## Required action A
For the figure caption on p19^Arf expression below, mark each statement yes or no depending on whether the caption supports it, and quote the deciding words: (i) p19^Arf protein was detected in the E4.5 embryos. (ii) Bmi1 is shown in red in the embryoid body sections. (iii) The indicator strain expresses LacZ in response to Cre-mediated excision.
## Required action B
According to the figure caption on p19^Arf expression below, which antibodies were used to visualize the pluripotent cells and the differentiated primitive endoderm cells?
## Required action C
Translate this sentence from the figure caption on p19^Arf expression below into Spanish: "ES cells obtained from these blastocysts were induced to differentiate to EBs."

## Text provided
Fig. 1.

p19^Arf protein expression in ExEn. (A) WT E4.5 embryos were fixed and stained with the indicated antibodies and visualized for immunofluorescence with a confocal microscope. Pluripotent cells (red) in the inner cell mass and differentiated primitive endoderm cells (green) were visualized with antibodies to Oct4 and Gata4, respectively; p19^Arf protein was not detected. DAPI was used to visualize cell nuclei. (Scale bars, 25 µm.) (B) Section of WT embryo recovered from the decidua of the uterus at E7.5 stained as above. p19^Arf-positive ExEn cells (green, asterisks) surround the Oct4-positive epiblast (red). (Scale bars, 200 µm, Upper; 100 µm, Lower.) (C) Cryosectioned WT EBs were stained and visualized as above. Expression of p19^Arf (green) and Bmi1 (red) colocalize (yellow) in a single ExEn cell layer at the EB periphery. (Scale bar, 50 µm.) (D) Lineage tracing. Knock-in mice with Cre under the regulatory control of the cellular Arf promoter were crossed to an indicator strain that expresses LacZ in response to Cre-mediated excision of a “lox–stop–lox” cassette. ES cells obtained from these blastocysts were induced to differentiate to EBs. β-galactosidase was detected at the periphery of EBs expressing Arf–Cre (Lower; magnification: 50×).

## The data
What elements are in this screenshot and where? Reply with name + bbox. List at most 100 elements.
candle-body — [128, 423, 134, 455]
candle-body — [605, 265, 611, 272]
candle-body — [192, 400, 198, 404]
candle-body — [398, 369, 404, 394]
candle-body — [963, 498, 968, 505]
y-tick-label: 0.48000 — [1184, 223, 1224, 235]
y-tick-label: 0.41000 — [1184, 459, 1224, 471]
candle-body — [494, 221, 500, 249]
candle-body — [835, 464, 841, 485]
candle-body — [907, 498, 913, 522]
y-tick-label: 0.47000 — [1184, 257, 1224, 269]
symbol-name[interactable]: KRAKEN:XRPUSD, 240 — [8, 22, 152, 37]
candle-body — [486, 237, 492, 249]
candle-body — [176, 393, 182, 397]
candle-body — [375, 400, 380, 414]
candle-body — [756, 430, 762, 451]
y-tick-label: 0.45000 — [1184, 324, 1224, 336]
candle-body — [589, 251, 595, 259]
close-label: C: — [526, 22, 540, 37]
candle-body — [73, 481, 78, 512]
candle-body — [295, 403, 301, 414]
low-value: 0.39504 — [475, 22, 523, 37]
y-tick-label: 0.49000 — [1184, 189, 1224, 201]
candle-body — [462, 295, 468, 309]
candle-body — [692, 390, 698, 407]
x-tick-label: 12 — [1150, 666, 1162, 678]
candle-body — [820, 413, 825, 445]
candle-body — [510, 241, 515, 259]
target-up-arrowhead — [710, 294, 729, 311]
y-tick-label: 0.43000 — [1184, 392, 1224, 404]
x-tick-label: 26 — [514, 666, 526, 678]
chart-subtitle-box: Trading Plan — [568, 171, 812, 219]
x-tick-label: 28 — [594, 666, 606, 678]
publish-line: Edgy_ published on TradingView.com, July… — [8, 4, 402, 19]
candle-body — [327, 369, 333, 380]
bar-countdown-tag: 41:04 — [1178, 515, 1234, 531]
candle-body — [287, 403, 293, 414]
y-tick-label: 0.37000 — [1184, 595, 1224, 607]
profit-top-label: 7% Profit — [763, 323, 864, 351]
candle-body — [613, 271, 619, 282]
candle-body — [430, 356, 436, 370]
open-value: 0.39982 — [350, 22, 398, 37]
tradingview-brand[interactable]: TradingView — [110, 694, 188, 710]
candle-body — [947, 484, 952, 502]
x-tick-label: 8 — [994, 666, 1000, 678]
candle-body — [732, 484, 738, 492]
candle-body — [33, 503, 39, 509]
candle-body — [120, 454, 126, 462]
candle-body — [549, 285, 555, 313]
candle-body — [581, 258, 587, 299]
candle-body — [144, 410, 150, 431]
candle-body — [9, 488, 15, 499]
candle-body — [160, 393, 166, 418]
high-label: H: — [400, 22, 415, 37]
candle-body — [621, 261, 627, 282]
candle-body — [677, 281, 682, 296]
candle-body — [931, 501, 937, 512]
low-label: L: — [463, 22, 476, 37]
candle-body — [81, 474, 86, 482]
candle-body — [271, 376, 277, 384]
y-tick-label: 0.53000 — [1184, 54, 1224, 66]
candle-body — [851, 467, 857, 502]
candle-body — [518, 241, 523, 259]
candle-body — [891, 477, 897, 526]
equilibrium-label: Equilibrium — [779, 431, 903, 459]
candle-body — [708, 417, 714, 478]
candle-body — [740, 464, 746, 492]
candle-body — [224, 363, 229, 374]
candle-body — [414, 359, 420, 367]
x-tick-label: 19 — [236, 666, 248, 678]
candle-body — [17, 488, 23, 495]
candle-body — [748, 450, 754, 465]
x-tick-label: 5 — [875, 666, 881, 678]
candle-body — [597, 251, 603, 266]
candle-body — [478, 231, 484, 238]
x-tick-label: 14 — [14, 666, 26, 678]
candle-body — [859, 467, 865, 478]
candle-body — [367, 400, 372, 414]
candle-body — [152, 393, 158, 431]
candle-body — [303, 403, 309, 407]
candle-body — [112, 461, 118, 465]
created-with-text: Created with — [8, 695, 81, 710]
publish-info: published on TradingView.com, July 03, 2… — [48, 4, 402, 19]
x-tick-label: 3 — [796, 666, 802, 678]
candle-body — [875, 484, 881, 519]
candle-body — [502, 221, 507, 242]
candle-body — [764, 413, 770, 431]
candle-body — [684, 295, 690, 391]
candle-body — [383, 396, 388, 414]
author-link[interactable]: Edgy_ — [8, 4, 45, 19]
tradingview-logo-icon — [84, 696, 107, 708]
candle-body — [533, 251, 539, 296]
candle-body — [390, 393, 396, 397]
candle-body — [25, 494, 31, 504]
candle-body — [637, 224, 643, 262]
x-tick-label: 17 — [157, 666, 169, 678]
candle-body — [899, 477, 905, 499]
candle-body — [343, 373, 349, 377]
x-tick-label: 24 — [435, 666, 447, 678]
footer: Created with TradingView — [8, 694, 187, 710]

## Output A
(i) No: "p19^Arf protein was not detected."
(ii) Yes: "Expression of p19^Arf (green) and Bmi1 (red) colocalize (yellow)"
(iii) Yes: "an indicator strain that expresses LacZ in response to Cre-mediated excision of a “lox–stop–lox” cassette"

## Output B
Antibodies to Oct4 were used for the pluripotent cells, and antibodies to Gata4 were used for the primitive endoderm cells.

## Output C
Las células ES obtenidas de estos blastocistos fueron inducidas a diferenciarse en EB.